Data items:
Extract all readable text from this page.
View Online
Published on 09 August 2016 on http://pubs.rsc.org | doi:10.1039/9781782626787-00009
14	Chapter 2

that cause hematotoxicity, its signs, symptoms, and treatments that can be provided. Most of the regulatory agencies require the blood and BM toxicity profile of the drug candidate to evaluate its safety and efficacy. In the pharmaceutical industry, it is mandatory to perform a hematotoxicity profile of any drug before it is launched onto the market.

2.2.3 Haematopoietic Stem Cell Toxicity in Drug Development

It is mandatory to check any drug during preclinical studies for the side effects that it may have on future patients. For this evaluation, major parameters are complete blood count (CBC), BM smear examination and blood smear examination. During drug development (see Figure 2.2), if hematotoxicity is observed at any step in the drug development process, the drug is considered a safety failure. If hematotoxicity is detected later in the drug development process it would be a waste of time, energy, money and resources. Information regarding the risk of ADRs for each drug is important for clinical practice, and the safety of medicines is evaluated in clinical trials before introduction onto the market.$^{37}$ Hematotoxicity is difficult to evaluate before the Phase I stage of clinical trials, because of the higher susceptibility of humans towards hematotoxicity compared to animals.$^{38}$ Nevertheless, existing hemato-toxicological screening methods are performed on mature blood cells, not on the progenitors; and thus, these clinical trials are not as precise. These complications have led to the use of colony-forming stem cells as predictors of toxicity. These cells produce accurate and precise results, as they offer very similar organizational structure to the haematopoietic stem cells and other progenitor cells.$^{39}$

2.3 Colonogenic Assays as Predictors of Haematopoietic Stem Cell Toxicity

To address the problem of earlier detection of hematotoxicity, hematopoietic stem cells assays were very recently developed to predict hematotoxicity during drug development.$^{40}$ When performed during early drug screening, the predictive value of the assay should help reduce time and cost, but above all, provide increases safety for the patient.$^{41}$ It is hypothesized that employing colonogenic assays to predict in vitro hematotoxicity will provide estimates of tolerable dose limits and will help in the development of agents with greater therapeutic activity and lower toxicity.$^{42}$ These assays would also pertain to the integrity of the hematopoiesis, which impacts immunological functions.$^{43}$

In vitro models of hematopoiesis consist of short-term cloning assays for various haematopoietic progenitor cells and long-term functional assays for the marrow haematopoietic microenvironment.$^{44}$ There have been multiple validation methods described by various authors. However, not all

Directions — All of the data needs to be printed once more, exactly.

Output for this exercise —
Extract all readable text from this page.
View Online
Published on 09 August 2016 on http://pubs.rsc.org | doi:10.1039/9781782626787-00009
14	Chapter 2

that cause hematotoxicity, its signs, symptoms, and treatments that can be provided. Most of the regulatory agencies require the blood and BM toxicity profile of the drug candidate to evaluate its safety and efficacy. In the pharmaceutical industry, it is mandatory to perform a hematotoxicity profile of any drug before it is launched onto the market.

2.2.3 Haematopoietic Stem Cell Toxicity in Drug Development

It is mandatory to check any drug during preclinical studies for the side effects that it may have on future patients. For this evaluation, major parameters are complete blood count (CBC), BM smear examination and blood smear examination. During drug development (see Figure 2.2), if hematotoxicity is observed at any step in the drug development process, the drug is considered a safety failure. If hematotoxicity is detected later in the drug development process it would be a waste of time, energy, money and resources. Information regarding the risk of ADRs for each drug is important for clinical practice, and the safety of medicines is evaluated in clinical trials before introduction onto the market.$^{37}$ Hematotoxicity is difficult to evaluate before the Phase I stage of clinical trials, because of the higher susceptibility of humans towards hematotoxicity compared to animals.$^{38}$ Nevertheless, existing hemato-toxicological screening methods are performed on mature blood cells, not on the progenitors; and thus, these clinical trials are not as precise. These complications have led to the use of colony-forming stem cells as predictors of toxicity. These cells produce accurate and precise results, as they offer very similar organizational structure to the haematopoietic stem cells and other progenitor cells.$^{39}$

2.3 Colonogenic Assays as Predictors of Haematopoietic Stem Cell Toxicity

To address the problem of earlier detection of hematotoxicity, hematopoietic stem cells assays were very recently developed to predict hematotoxicity during drug development.$^{40}$ When performed during early drug screening, the predictive value of the assay should help reduce time and cost, but above all, provide increases safety for the patient.$^{41}$ It is hypothesized that employing colonogenic assays to predict in vitro hematotoxicity will provide estimates of tolerable dose limits and will help in the development of agents with greater therapeutic activity and lower toxicity.$^{42}$ These assays would also pertain to the integrity of the hematopoiesis, which impacts immunological functions.$^{43}$

In vitro models of hematopoiesis consist of short-term cloning assays for various haematopoietic progenitor cells and long-term functional assays for the marrow haematopoietic microenvironment.$^{44}$ There have been multiple validation methods described by various authors. However, not all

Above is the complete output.